[Exercise]
Copy each line where the word "that" occurs.

* start Provided entries *

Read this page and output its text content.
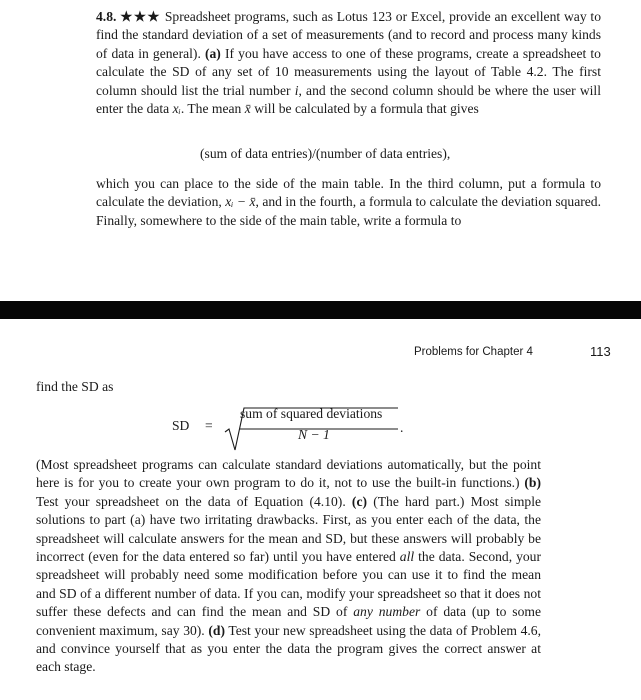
4.8. ★★★ Spreadsheet programs, such as Lotus 123 or Excel, provide an excellent way to find the standard deviation of a set of measurements (and to record and process many kinds of data in general). (a) If you have access to one of these programs, create a spreadsheet to calculate the SD of any set of 10 measurements using the layout of Table 4.2. The first column should list the trial number i, and the second column should be where the user will enter the data xᵢ. The mean x̄ will be calculated by a formula that gives

(sum of data entries)/(number of data entries),

which you can place to the side of the main table. In the third column, put a formula to calculate the deviation, xᵢ − x̄, and in the fourth, a formula to calculate the deviation squared. Finally, somewhere to the side of the main table, write a formula to

Problems for Chapter 4	113

find the SD as

SD =
sum of squared deviations
N − 1	.

(Most spreadsheet programs can calculate standard deviations automatically, but the point here is for you to create your own program to do it, not to use the built-in functions.) (b) Test your spreadsheet on the data of Equation (4.10). (c) (The hard part.) Most simple solutions to part (a) have two irritating drawbacks. First, as you enter each of the data, the spreadsheet will calculate answers for the mean and SD, but these answers will probably be incorrect (even for the data entered so far) until you have entered all the data. Second, your spreadsheet will probably need some modification before you can use it to find the mean and SD of a different number of data. If you can, modify your spreadsheet so that it does not suffer these defects and can find the mean and SD of any number of data (up to some convenient maximum, say 30). (d) Test your new spreadsheet using the data of Problem 4.6, and convince yourself that as you enter the data the program gives the correct answer at each stage.
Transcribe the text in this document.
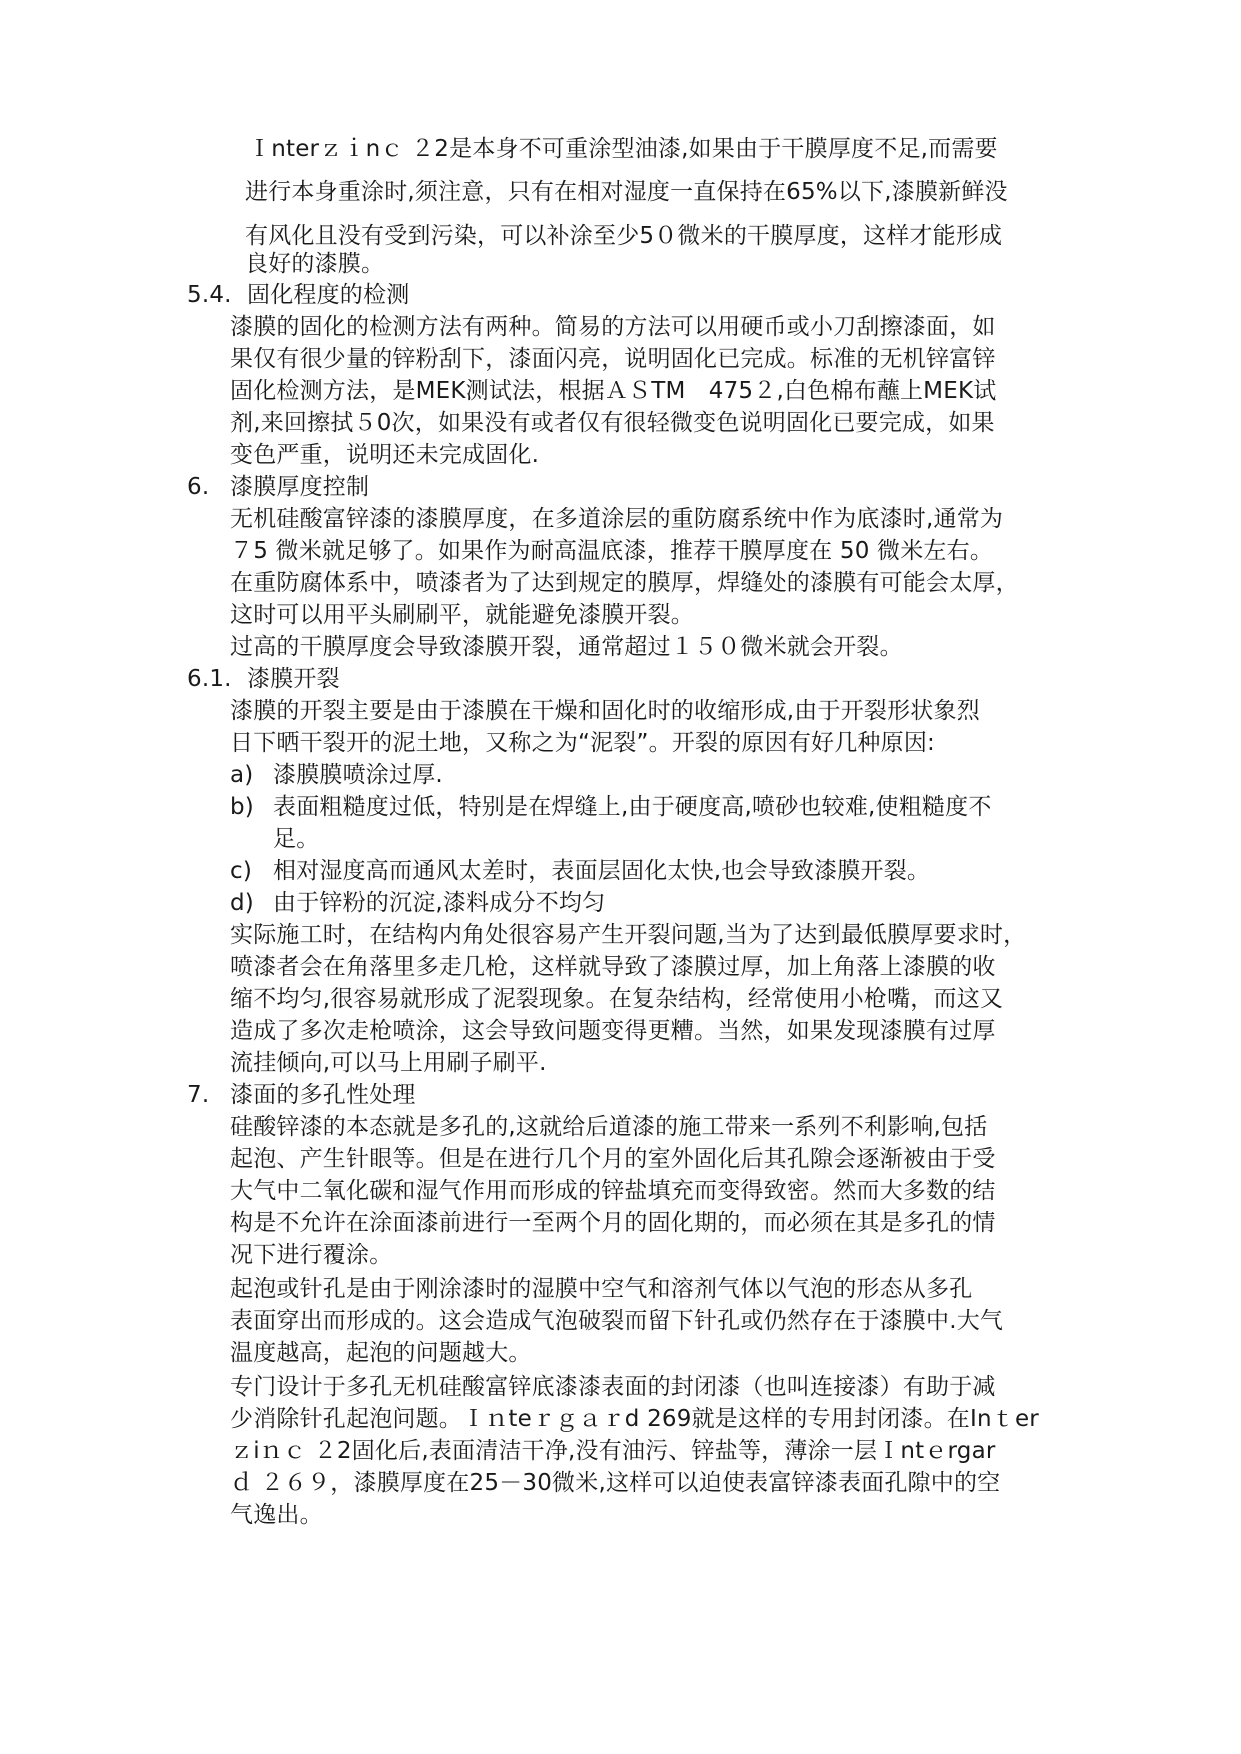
Ｉnterｚｉnｃ ２2是本身不可重涂型油漆,如果由于干膜厚度不足,而需要
进行本身重涂时,须注意，只有在相对湿度一直保持在65%以下,漆膜新鲜没
有风化且没有受到污染，可以补涂至少5０微米的干膜厚度，这样才能形成
良好的漆膜。
5.4. 固化程度的检测
漆膜的固化的检测方法有两种。简易的方法可以用硬币或小刀刮擦漆面，如
果仅有很少量的锌粉刮下，漆面闪亮，说明固化已完成。标准的无机锌富锌
固化检测方法，是MEK测试法，根据ＡＳTM　475２,白色棉布蘸上MEK试
剂,来回擦拭５0次，如果没有或者仅有很轻微变色说明固化已要完成，如果
变色严重，说明还未完成固化.
6. 漆膜厚度控制
无机硅酸富锌漆的漆膜厚度，在多道涂层的重防腐系统中作为底漆时,通常为
７5 微米就足够了。如果作为耐高温底漆，推荐干膜厚度在 50 微米左右。
在重防腐体系中，喷漆者为了达到规定的膜厚，焊缝处的漆膜有可能会太厚，
这时可以用平头刷刷平，就能避免漆膜开裂。
过高的干膜厚度会导致漆膜开裂，通常超过１５０微米就会开裂。
6.1. 漆膜开裂
漆膜的开裂主要是由于漆膜在干燥和固化时的收缩形成,由于开裂形状象烈
日下晒干裂开的泥土地，又称之为“泥裂”。开裂的原因有好几种原因:
a) 漆膜膜喷涂过厚.
b) 表面粗糙度过低，特别是在焊缝上,由于硬度高,喷砂也较难,使粗糙度不
足。
c) 相对湿度高而通风太差时，表面层固化太快,也会导致漆膜开裂。
d) 由于锌粉的沉淀,漆料成分不均匀
实际施工时，在结构内角处很容易产生开裂问题,当为了达到最低膜厚要求时，
喷漆者会在角落里多走几枪，这样就导致了漆膜过厚，加上角落上漆膜的收
缩不均匀,很容易就形成了泥裂现象。在复杂结构，经常使用小枪嘴，而这又
造成了多次走枪喷涂，这会导致问题变得更糟。当然，如果发现漆膜有过厚
流挂倾向,可以马上用刷子刷平.
7. 漆面的多孔性处理
硅酸锌漆的本态就是多孔的,这就给后道漆的施工带来一系列不利影响,包括
起泡、产生针眼等。但是在进行几个月的室外固化后其孔隙会逐渐被由于受
大气中二氧化碳和湿气作用而形成的锌盐填充而变得致密。然而大多数的结
构是不允许在涂面漆前进行一至两个月的固化期的，而必须在其是多孔的情
况下进行覆涂。
起泡或针孔是由于刚涂漆时的湿膜中空气和溶剂气体以气泡的形态从多孔
表面穿出而形成的。这会造成气泡破裂而留下针孔或仍然存在于漆膜中.大气
温度越高，起泡的问题越大。
专门设计于多孔无机硅酸富锌底漆漆表面的封闭漆（也叫连接漆）有助于减
少消除针孔起泡问题。Ｉｎteｒｇａｒd 269就是这样的专用封闭漆。在Inｔer
ｚiｎｃ ２2固化后,表面清洁干净,没有油污、锌盐等，薄涂一层Ｉntｅrgar
ｄ ２６９，漆膜厚度在25－30微米,这样可以迫使表富锌漆表面孔隙中的空
气逸出。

* end Provided entries *

[The answer]
4.8. ★★★ Spreadsheet programs, such as Lotus 123 or Excel, provide an excellent way to find the standard deviation of a set of measurements (and to record and process many kinds of data in general). (a) If you have access to one of these programs, create a spreadsheet to calculate the SD of any set of 10 measurements using the layout of Table 4.2. The first column should list the trial number i, and the second column should be where the user will enter the data xᵢ. The mean x̄ will be calculated by a formula that gives
(Most spreadsheet programs can calculate standard deviations automatically, but the point here is for you to create your own program to do it, not to use the built-in functions.) (b) Test your spreadsheet on the data of Equation (4.10). (c) (The hard part.) Most simple solutions to part (a) have two irritating drawbacks. First, as you enter each of the data, the spreadsheet will calculate answers for the mean and SD, but these answers will probably be incorrect (even for the data entered so far) until you have entered all the data. Second, your spreadsheet will probably need some modification before you can use it to find the mean and SD of a different number of data. If you can, modify your spreadsheet so that it does not suffer these defects and can find the mean and SD of any number of data (up to some convenient maximum, say 30). (d) Test your new spreadsheet using the data of Problem 4.6, and convince yourself that as you enter the data the program gives the correct answer at each stage.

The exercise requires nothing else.